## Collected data

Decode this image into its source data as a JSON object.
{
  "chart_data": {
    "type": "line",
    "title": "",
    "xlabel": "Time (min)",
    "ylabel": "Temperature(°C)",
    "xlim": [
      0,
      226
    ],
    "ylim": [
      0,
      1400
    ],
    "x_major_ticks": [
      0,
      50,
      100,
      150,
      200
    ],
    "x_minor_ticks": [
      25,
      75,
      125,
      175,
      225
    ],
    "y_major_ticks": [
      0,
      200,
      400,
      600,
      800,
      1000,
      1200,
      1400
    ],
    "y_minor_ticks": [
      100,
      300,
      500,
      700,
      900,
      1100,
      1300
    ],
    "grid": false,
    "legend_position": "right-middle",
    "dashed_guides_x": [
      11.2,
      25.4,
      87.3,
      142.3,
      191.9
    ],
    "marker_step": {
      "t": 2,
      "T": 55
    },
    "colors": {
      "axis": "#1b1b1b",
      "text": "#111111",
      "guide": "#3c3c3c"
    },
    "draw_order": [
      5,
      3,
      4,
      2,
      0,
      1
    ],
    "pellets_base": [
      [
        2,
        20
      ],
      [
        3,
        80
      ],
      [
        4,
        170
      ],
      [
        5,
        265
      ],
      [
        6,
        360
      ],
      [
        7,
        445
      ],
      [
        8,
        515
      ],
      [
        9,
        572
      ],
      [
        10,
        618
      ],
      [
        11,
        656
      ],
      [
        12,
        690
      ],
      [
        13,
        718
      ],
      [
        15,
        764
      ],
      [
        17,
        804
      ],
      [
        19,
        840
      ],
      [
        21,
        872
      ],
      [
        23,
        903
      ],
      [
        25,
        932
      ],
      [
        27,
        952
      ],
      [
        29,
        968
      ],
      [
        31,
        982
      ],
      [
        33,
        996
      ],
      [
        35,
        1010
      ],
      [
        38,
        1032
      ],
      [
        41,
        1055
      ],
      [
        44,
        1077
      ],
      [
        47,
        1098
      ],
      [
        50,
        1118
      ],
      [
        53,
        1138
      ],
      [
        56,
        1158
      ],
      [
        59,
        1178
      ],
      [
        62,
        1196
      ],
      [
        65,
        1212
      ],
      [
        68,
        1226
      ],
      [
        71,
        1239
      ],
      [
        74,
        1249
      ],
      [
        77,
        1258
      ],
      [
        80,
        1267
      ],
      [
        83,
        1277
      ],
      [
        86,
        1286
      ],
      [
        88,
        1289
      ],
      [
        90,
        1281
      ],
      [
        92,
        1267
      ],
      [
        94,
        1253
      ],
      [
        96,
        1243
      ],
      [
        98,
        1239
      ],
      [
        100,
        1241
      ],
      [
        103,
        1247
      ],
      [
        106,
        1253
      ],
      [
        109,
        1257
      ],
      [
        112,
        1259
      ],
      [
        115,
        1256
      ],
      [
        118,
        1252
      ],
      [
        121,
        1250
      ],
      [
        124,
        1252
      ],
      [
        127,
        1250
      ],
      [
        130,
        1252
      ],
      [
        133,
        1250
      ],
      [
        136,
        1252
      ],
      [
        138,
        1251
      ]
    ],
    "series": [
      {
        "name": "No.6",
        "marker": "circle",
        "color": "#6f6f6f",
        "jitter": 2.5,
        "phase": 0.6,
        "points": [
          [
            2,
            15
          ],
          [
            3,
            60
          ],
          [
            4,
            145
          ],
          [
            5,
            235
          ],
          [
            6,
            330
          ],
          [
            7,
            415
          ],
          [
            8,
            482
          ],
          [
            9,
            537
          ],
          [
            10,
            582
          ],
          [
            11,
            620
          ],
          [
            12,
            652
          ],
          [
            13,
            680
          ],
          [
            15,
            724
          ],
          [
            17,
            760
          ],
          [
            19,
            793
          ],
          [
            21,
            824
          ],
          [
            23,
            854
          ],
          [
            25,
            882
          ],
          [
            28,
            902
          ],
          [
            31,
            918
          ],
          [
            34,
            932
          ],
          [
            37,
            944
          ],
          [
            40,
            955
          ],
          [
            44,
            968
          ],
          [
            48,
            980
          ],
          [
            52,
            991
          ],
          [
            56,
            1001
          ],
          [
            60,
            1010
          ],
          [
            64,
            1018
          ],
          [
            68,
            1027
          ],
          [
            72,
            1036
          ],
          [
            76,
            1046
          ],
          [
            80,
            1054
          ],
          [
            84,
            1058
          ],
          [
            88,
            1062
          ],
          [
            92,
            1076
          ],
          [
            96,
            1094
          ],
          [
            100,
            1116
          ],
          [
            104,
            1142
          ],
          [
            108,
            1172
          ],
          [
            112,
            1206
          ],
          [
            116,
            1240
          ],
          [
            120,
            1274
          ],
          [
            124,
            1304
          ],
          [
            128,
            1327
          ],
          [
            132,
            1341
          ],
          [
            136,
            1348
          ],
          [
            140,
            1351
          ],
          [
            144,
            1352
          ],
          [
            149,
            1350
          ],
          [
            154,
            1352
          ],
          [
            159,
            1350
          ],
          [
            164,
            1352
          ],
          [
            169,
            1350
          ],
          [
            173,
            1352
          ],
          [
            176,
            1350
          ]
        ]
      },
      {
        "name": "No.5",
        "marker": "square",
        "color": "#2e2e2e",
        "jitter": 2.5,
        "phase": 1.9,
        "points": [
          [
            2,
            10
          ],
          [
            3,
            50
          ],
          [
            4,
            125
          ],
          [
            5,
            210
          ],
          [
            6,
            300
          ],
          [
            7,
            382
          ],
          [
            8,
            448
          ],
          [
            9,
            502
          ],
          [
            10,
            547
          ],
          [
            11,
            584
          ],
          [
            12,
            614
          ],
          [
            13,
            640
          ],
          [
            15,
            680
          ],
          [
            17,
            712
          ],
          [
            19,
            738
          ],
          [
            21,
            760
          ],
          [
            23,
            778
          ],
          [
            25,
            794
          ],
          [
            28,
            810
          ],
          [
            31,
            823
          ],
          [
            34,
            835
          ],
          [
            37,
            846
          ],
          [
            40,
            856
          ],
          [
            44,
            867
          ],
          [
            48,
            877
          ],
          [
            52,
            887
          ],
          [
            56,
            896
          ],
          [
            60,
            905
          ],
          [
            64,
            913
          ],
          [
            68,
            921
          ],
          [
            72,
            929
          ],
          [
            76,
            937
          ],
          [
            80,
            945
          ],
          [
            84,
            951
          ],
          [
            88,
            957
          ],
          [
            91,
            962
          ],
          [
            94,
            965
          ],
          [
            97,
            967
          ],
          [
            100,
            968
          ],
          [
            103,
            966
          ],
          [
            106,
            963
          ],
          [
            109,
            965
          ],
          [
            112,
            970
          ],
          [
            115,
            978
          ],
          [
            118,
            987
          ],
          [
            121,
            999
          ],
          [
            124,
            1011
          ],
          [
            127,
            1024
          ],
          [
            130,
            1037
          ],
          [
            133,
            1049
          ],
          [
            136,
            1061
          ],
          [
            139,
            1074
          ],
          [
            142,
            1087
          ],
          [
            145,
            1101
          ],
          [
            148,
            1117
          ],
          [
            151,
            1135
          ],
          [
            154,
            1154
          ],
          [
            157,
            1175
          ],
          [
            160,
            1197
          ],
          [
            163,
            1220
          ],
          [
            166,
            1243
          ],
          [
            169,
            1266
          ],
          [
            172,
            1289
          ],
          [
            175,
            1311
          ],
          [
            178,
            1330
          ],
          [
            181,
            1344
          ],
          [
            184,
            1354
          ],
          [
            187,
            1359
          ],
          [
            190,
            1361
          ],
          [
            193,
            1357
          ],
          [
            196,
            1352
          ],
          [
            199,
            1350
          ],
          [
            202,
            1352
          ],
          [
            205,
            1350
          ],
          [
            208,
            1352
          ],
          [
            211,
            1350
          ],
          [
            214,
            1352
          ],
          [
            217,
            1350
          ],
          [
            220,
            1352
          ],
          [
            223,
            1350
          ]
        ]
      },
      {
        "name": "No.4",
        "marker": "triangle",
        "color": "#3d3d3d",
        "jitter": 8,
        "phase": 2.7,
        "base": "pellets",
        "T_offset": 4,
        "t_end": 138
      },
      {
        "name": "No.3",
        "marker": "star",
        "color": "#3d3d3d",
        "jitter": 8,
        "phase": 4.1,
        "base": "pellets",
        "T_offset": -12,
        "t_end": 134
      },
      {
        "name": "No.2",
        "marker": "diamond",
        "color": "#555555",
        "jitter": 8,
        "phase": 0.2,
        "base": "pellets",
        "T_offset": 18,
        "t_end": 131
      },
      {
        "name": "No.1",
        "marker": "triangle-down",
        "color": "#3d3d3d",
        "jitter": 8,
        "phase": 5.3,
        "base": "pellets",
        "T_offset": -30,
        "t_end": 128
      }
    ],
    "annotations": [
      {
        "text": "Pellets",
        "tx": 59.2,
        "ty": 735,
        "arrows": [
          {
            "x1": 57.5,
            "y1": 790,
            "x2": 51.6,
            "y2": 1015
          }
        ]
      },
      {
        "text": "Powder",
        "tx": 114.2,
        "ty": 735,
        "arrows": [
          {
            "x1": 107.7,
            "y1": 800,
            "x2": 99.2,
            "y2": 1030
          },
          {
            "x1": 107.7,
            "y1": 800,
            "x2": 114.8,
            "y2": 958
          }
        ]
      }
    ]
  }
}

## Stated problem
Return all the lines that contain the string "text".

## Result of the exercise
      "text": "#111111",
        "text": "Pellets",
        "text": "Powder",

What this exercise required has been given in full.